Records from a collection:
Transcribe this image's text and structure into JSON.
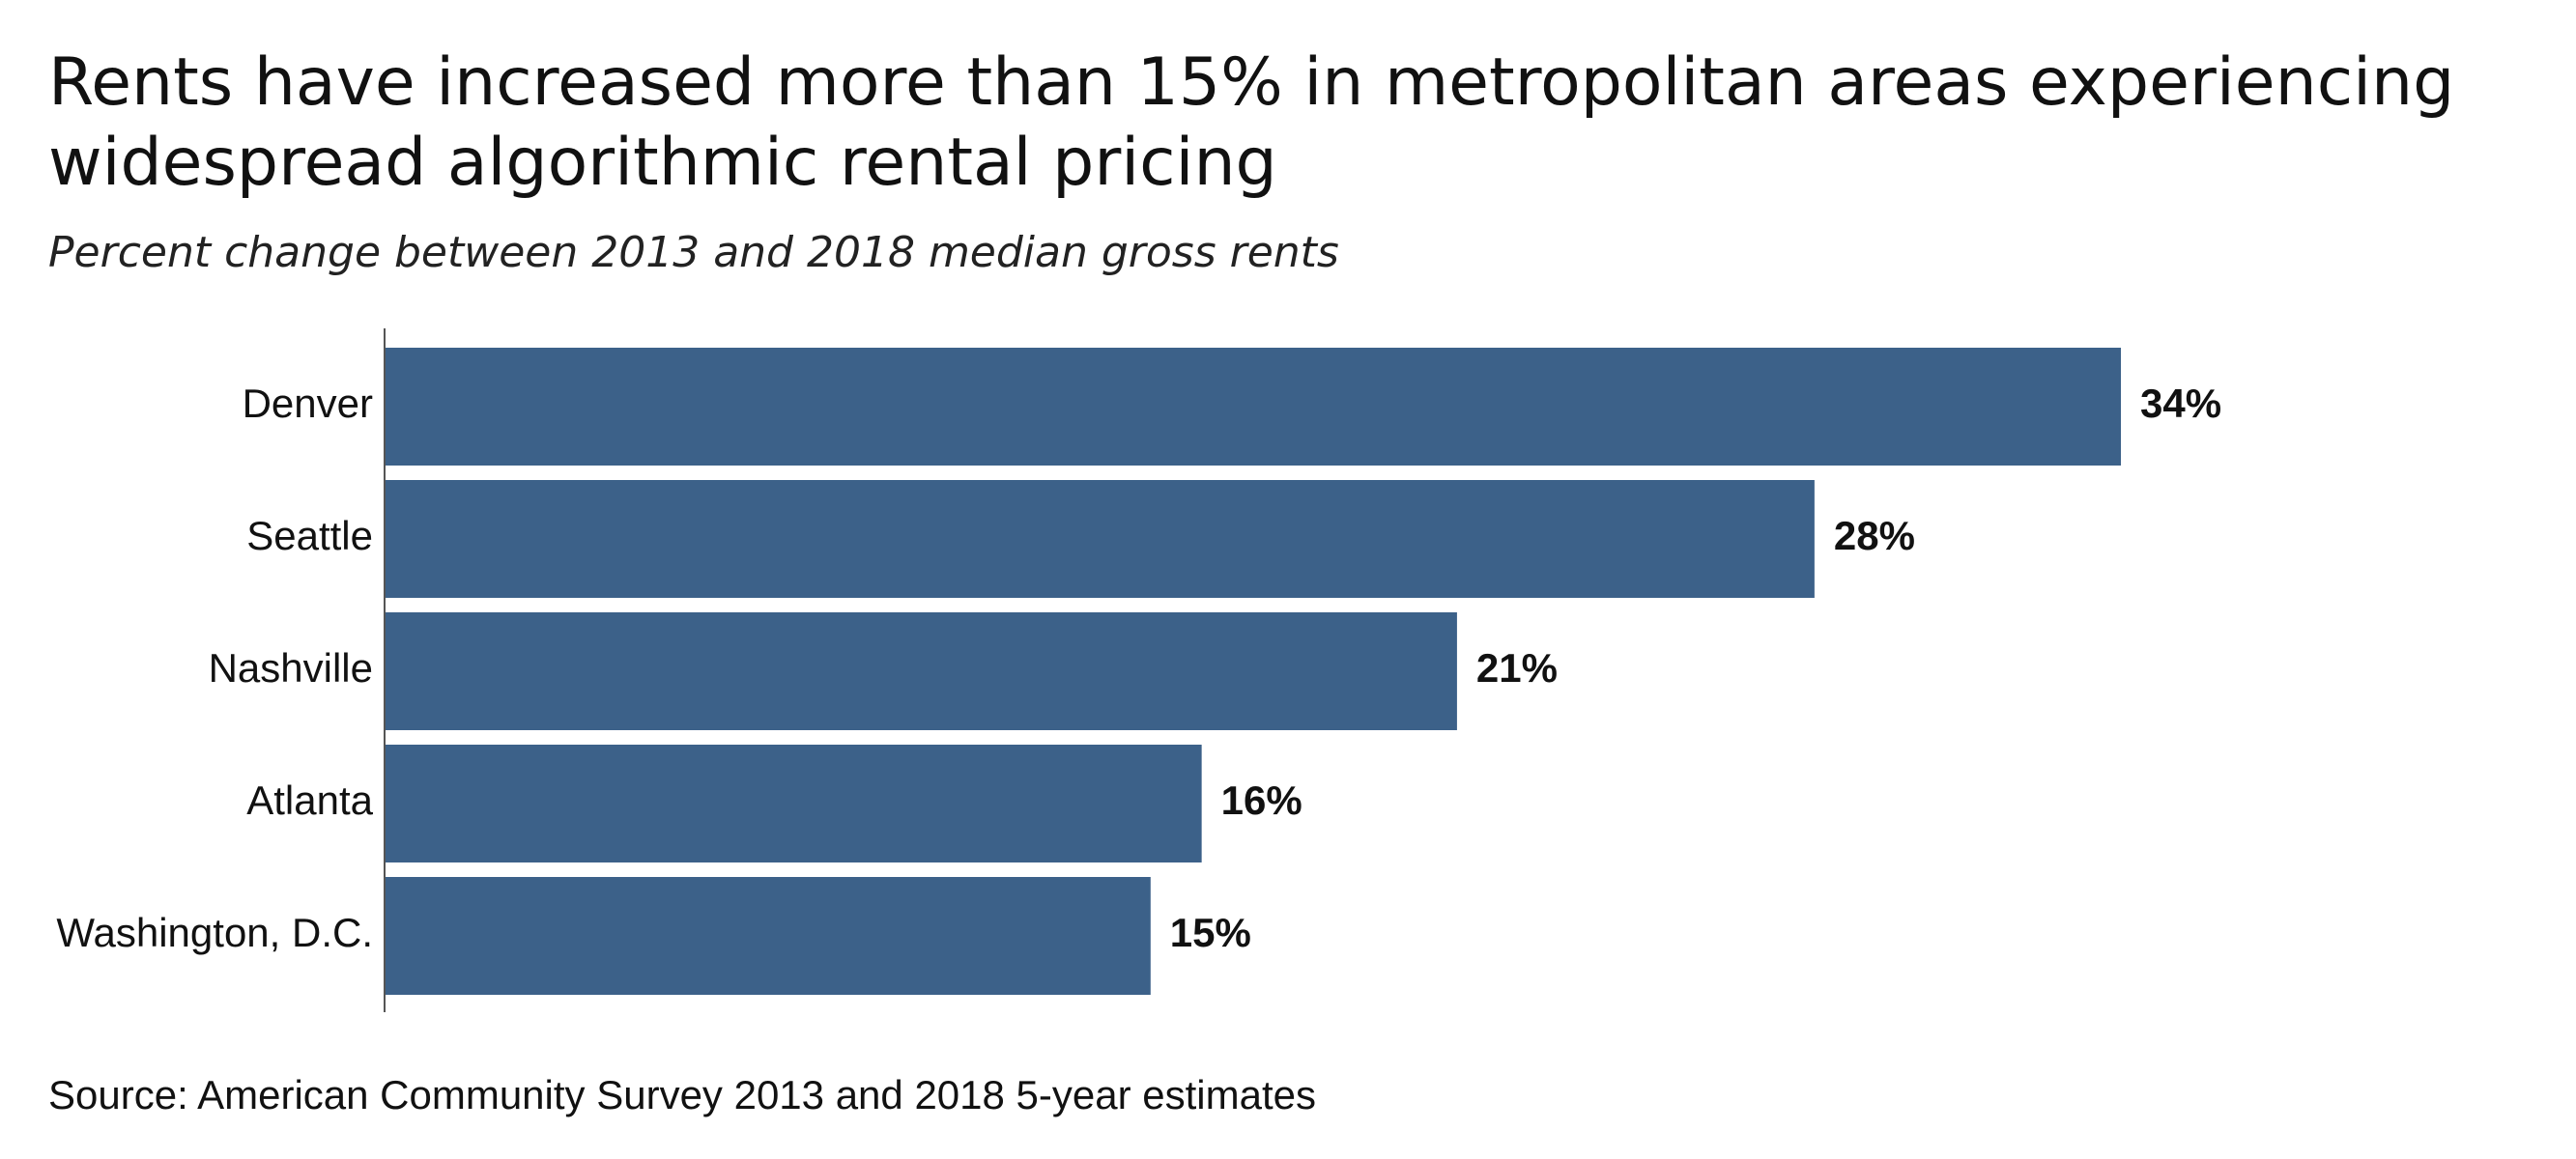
{
  "chart_data": {
    "type": "bar",
    "orientation": "horizontal",
    "title": "Rents have increased more than 15% in metropolitan areas experiencing widespread algorithmic rental pricing",
    "subtitle": "Percent change between 2013 and 2018 median gross rents",
    "categories": [
      "Denver",
      "Seattle",
      "Nashville",
      "Atlanta",
      "Washington, D.C."
    ],
    "values": [
      34,
      28,
      21,
      16,
      15
    ],
    "value_labels": [
      "34%",
      "28%",
      "21%",
      "16%",
      "15%"
    ],
    "xlim": [
      0,
      34
    ],
    "xlabel": "",
    "ylabel": "",
    "grid": false,
    "legend": "none",
    "bar_color": "#3c6189",
    "source": "Source: American Community Survey 2013 and 2018 5-year estimates"
  }
}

WORK TO COMPLETE: Copy every line of the data exactly as written, excluding the pictures.

THE RESULT:
Transcribe this image's text and structure into JSON.
{
  "chart_data": {
    "type": "bar",
    "orientation": "horizontal",
    "title": "Rents have increased more than 15% in metropolitan areas experiencing widespread algorithmic rental pricing",
    "subtitle": "Percent change between 2013 and 2018 median gross rents",
    "categories": [
      "Denver",
      "Seattle",
      "Nashville",
      "Atlanta",
      "Washington, D.C."
    ],
    "values": [
      34,
      28,
      21,
      16,
      15
    ],
    "value_labels": [
      "34%",
      "28%",
      "21%",
      "16%",
      "15%"
    ],
    "xlim": [
      0,
      34
    ],
    "xlabel": "",
    "ylabel": "",
    "grid": false,
    "legend": "none",
    "bar_color": "#3c6189",
    "source": "Source: American Community Survey 2013 and 2018 5-year estimates"
  }
}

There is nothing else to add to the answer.